● WRITTEN REQUEST:
Search the records below for the word "paiement" and show every line where it occurs.

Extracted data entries
>> Start
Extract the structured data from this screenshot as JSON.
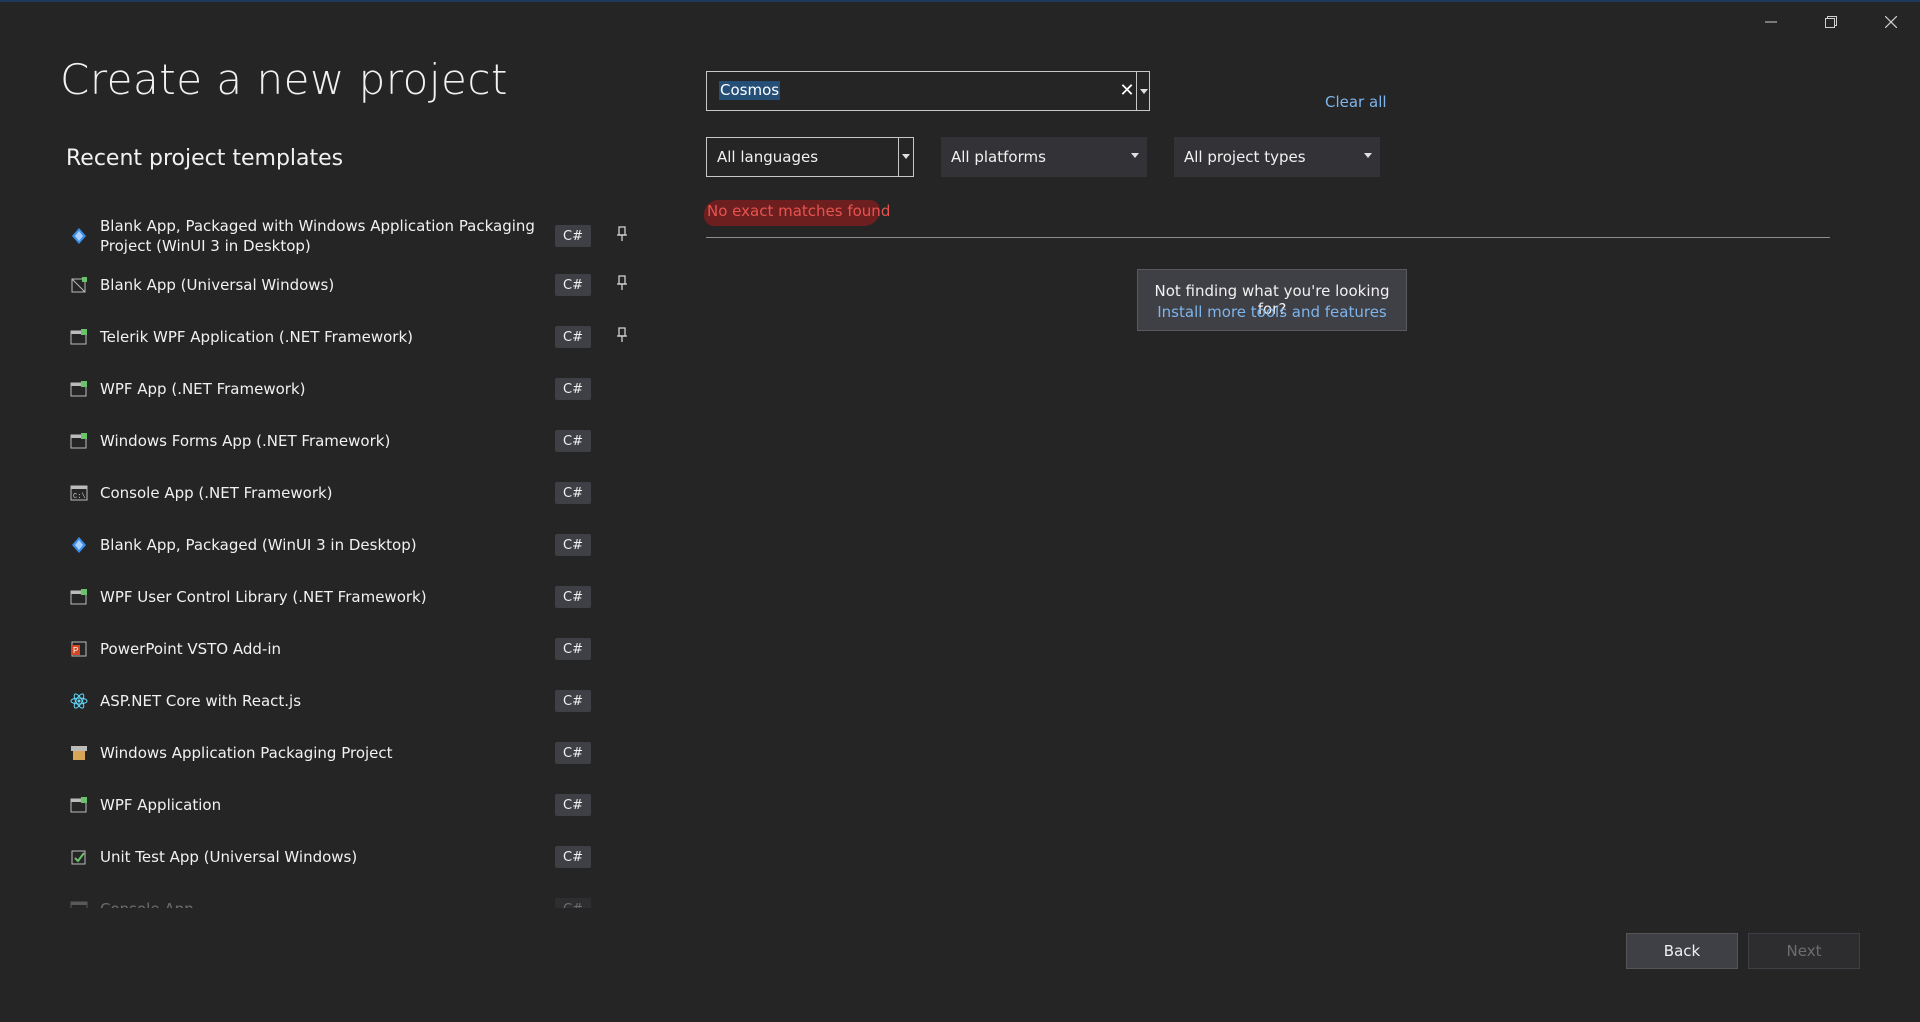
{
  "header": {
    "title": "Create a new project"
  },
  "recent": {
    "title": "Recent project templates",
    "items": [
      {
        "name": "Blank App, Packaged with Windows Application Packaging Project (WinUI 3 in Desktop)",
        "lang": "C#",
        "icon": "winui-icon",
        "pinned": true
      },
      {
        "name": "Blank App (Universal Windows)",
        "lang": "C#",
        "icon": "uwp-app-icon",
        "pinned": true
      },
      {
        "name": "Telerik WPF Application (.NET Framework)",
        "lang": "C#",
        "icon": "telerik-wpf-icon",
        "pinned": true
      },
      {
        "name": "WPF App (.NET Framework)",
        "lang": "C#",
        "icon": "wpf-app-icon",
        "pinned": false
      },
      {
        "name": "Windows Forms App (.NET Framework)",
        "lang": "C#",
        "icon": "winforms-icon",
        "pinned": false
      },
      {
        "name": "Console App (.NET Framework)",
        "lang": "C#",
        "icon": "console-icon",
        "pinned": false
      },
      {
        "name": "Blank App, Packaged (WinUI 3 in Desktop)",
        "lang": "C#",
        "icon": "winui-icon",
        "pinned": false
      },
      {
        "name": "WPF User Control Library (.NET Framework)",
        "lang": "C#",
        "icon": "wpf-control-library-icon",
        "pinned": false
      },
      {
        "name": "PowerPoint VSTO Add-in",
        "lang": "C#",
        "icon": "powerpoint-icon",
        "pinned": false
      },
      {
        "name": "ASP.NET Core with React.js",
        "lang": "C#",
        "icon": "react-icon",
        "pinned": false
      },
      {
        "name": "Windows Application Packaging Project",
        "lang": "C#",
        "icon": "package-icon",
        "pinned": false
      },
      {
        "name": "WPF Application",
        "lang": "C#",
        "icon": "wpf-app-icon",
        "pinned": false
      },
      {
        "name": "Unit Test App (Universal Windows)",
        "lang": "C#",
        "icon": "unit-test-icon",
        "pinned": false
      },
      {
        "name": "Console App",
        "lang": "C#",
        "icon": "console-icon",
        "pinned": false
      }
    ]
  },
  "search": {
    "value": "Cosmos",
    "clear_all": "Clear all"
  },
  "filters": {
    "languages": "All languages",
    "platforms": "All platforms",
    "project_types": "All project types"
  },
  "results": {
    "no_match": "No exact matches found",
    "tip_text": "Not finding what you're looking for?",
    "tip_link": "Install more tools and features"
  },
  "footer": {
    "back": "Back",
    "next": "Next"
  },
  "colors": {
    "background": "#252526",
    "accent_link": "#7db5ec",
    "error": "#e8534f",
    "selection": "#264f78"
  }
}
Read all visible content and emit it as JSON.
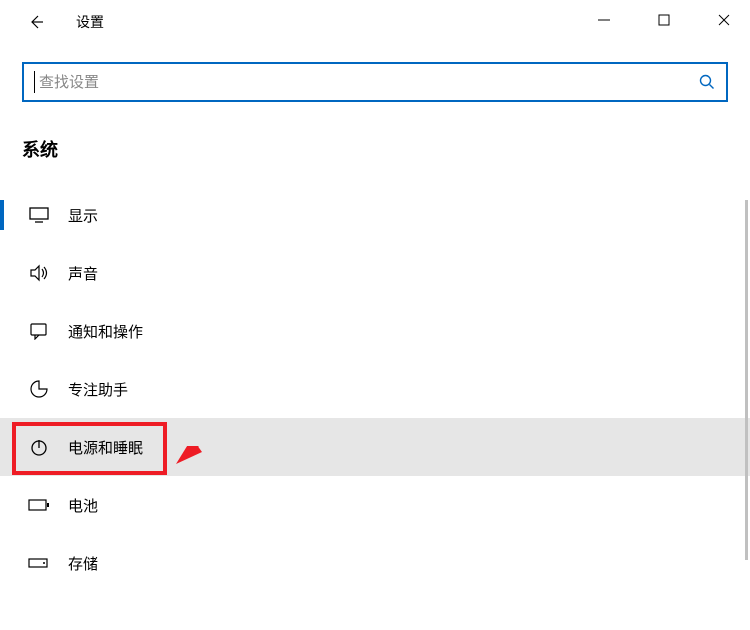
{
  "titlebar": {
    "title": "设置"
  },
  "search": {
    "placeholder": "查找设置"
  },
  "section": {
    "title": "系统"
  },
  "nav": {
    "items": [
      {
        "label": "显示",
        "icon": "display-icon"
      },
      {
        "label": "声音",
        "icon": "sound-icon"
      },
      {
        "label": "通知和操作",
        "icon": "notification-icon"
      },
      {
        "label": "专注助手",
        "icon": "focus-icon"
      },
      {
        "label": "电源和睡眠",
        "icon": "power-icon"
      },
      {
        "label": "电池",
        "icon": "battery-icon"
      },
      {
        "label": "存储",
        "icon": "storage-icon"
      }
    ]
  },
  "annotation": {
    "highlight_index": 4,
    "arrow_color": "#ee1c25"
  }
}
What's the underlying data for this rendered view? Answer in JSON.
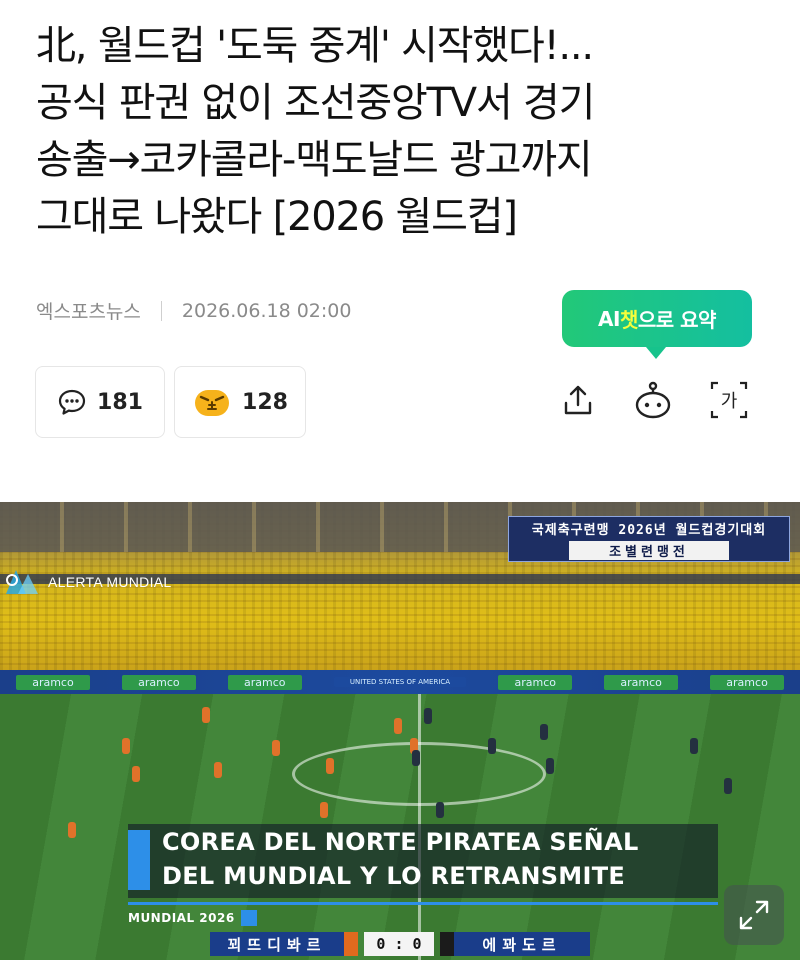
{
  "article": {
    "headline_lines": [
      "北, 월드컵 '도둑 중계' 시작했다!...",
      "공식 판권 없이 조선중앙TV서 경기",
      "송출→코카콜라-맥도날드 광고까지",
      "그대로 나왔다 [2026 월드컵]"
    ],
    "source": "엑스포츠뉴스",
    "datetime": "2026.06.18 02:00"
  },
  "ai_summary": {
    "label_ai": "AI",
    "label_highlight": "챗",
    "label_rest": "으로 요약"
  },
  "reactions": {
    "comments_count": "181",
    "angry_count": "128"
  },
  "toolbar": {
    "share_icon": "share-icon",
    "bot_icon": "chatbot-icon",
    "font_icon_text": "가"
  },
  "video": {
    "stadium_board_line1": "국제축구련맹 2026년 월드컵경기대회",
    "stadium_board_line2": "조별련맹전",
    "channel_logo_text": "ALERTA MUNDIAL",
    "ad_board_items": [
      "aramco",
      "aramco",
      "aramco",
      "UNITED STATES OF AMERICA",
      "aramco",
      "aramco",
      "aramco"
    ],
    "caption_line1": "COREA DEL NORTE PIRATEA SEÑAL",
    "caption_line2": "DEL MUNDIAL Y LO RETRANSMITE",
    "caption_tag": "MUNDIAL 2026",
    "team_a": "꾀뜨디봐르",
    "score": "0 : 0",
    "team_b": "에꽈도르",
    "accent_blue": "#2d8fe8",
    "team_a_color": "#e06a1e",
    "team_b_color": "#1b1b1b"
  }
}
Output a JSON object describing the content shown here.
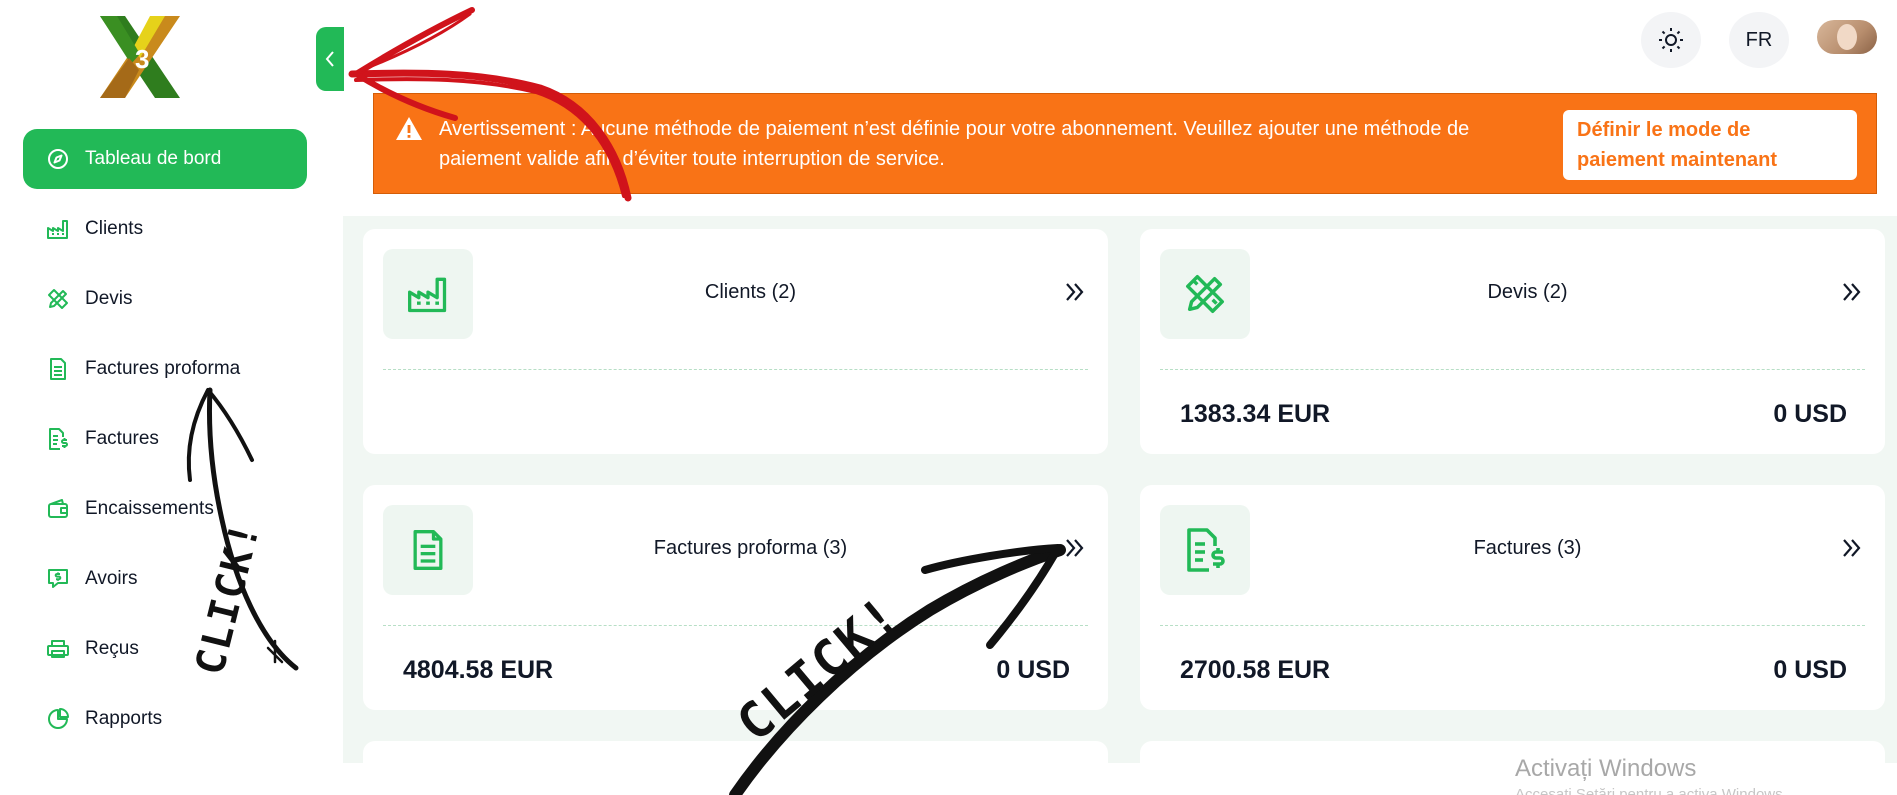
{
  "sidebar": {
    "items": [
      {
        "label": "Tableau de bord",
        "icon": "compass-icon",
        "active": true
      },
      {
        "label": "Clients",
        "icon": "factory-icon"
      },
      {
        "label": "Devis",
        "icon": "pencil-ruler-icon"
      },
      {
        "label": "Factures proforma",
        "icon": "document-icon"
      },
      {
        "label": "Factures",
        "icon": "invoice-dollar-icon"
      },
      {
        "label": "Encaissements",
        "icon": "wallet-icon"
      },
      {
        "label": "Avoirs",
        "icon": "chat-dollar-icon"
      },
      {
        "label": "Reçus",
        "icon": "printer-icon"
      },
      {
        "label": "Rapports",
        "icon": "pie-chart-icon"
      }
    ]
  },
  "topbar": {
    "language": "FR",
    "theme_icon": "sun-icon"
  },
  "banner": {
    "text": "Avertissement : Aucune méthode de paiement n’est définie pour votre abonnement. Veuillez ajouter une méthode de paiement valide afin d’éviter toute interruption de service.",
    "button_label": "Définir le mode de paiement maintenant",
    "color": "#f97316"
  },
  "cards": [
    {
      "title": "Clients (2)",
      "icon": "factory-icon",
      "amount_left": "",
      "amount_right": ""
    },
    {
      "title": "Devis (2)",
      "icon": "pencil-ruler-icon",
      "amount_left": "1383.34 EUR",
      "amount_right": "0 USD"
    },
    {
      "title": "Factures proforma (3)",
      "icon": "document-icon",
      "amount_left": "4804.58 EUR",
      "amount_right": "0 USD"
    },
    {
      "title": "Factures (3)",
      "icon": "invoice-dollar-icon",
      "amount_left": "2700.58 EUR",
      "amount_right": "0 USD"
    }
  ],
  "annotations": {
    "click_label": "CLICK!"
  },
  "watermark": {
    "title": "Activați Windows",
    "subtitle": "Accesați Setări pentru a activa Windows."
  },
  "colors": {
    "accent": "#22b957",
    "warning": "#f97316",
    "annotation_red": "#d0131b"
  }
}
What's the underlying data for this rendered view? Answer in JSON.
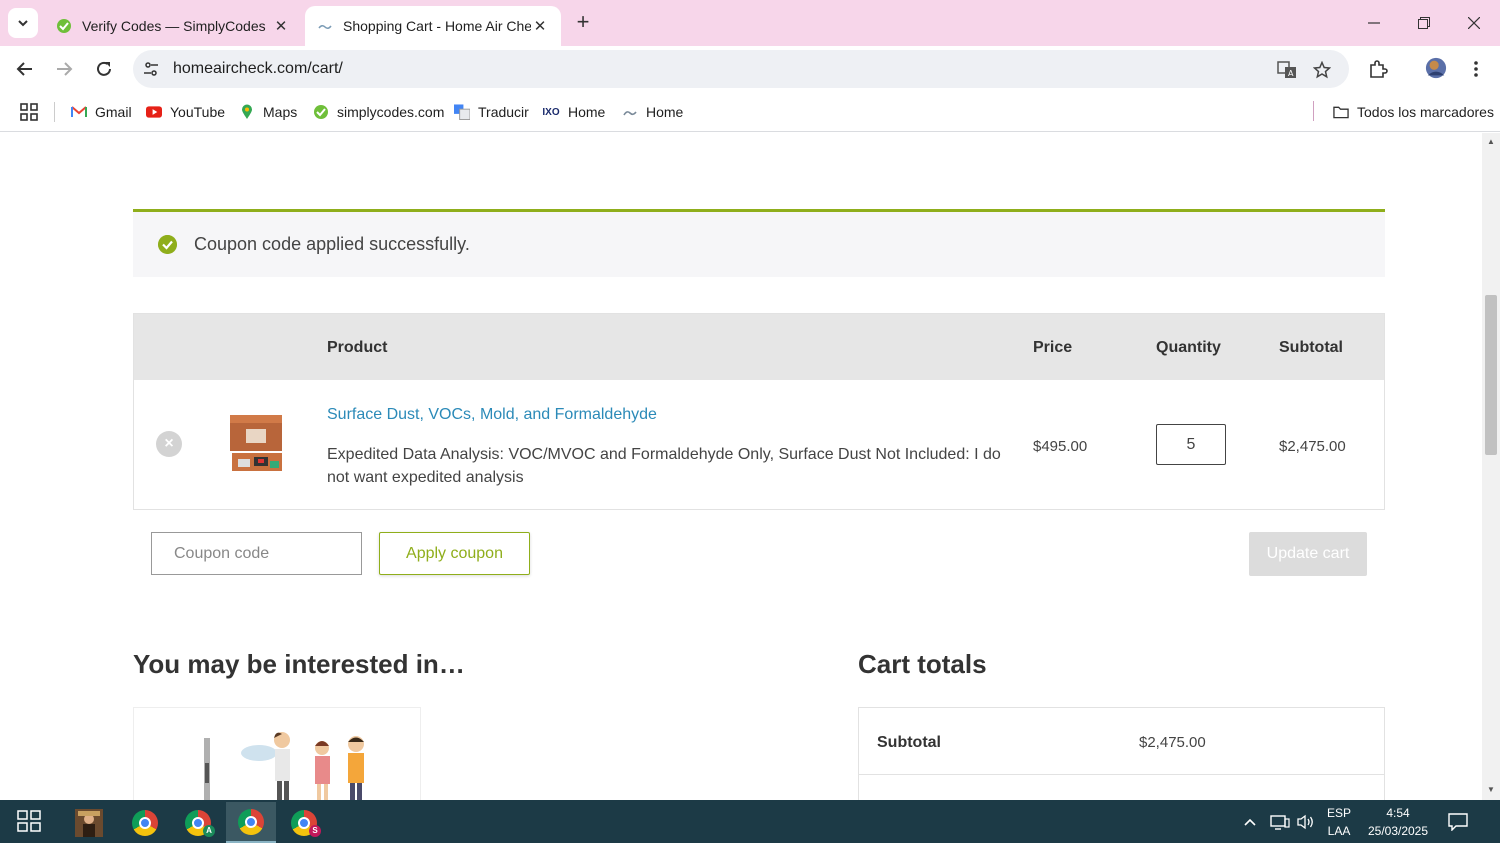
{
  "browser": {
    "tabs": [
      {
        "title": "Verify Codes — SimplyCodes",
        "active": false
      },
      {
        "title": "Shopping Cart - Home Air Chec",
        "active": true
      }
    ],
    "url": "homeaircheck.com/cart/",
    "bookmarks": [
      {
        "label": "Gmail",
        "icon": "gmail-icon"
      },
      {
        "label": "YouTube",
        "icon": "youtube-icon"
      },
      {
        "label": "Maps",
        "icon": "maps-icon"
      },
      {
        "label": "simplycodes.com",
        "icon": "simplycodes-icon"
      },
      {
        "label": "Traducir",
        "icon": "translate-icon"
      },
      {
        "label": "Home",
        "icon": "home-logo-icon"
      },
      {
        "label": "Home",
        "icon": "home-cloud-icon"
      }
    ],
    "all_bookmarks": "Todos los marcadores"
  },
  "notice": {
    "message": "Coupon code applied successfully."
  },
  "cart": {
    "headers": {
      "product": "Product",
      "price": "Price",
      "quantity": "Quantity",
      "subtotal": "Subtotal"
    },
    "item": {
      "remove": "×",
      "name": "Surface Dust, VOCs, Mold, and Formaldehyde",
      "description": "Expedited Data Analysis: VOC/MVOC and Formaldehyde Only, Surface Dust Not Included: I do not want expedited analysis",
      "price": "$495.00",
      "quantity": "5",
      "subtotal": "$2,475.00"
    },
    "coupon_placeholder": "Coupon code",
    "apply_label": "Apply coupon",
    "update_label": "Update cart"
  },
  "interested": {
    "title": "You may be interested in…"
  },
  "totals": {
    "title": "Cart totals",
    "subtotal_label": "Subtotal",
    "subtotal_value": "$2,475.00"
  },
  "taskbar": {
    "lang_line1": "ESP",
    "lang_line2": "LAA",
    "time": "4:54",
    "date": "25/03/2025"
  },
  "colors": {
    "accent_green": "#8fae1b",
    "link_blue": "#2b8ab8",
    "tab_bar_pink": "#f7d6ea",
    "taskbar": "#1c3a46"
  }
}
>> End
● TASK RESULT:
    "text": "Avertissement : Aucune méthode de paiement n’est définie pour votre abonnement. Veuillez ajouter une méthode de paiement valide afin d’éviter toute interruption de service.",
    "button_label": "Définir le mode de paiement maintenant",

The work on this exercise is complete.